:: WHAT THE TASK ASKS ::
Search the data below for the string "我们始终". Extract every line that contains it.

(Data excerpts)
▼▼▼

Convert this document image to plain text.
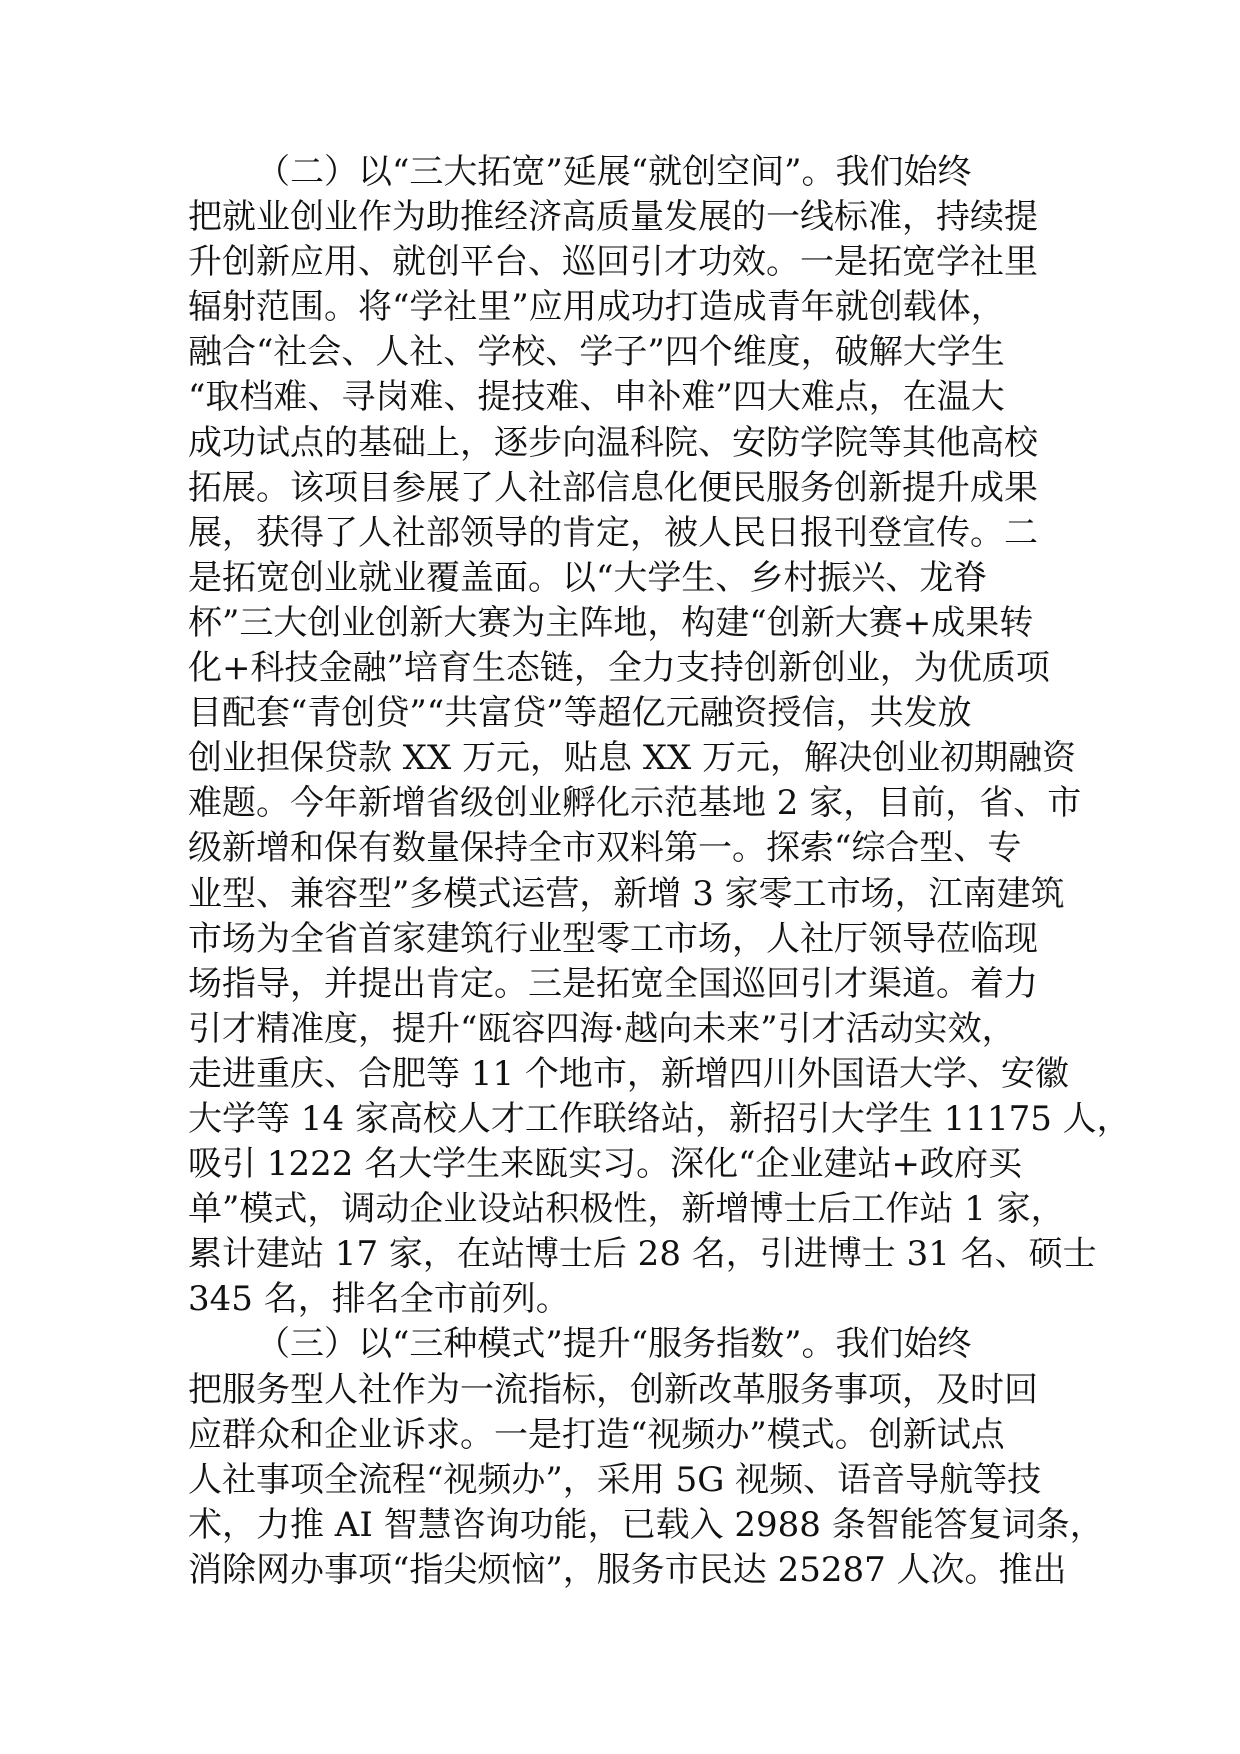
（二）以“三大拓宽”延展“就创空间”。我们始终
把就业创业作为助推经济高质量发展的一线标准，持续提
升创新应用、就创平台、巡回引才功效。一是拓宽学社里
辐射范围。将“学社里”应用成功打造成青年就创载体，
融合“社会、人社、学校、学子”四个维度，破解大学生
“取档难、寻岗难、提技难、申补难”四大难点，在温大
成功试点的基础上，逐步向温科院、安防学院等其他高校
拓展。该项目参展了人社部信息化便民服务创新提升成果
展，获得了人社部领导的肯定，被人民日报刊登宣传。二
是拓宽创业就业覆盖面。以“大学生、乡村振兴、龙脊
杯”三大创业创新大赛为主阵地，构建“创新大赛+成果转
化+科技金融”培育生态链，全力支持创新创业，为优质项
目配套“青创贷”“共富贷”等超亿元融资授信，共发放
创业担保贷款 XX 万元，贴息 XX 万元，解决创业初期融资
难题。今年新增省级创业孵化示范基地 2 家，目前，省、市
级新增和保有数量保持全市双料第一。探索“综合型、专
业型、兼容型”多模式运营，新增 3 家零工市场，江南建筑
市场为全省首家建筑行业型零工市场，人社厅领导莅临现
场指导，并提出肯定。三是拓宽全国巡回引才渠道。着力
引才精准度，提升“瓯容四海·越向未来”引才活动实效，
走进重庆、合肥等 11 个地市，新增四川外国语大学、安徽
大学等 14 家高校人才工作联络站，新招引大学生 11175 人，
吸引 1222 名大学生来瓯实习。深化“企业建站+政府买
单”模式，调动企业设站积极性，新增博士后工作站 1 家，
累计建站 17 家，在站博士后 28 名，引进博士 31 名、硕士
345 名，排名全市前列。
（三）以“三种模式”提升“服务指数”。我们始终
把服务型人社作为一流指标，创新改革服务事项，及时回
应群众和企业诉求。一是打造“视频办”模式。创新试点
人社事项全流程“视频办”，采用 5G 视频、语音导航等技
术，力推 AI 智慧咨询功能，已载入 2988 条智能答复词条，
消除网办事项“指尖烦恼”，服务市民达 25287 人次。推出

▲▲▲

:: ANSWER TO THE EXERCISE ::
（二）以“三大拓宽”延展“就创空间”。我们始终
（三）以“三种模式”提升“服务指数”。我们始终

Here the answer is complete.